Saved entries

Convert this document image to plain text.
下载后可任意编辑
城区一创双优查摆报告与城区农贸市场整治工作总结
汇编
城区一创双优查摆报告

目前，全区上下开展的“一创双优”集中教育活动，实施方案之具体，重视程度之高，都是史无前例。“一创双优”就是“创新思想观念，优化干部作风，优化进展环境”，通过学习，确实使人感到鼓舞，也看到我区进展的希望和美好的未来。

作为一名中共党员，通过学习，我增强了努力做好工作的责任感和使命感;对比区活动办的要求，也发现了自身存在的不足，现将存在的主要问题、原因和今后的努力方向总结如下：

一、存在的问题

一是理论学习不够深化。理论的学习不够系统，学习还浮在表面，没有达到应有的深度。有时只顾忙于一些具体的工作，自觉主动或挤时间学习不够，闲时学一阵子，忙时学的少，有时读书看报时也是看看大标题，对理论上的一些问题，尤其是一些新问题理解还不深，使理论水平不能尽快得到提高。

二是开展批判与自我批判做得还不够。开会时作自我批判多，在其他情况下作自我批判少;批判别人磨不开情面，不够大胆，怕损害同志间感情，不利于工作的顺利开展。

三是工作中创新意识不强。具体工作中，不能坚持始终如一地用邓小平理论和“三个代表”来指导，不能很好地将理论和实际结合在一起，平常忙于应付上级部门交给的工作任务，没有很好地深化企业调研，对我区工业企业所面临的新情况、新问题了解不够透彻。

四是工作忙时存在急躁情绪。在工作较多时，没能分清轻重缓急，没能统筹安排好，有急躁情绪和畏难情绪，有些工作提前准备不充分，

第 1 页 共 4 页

**WHAT IS BEING ASKED:** Report only the number of lines in the records that include the word "通过学习".

**EXERCISE OUTPUT:** 2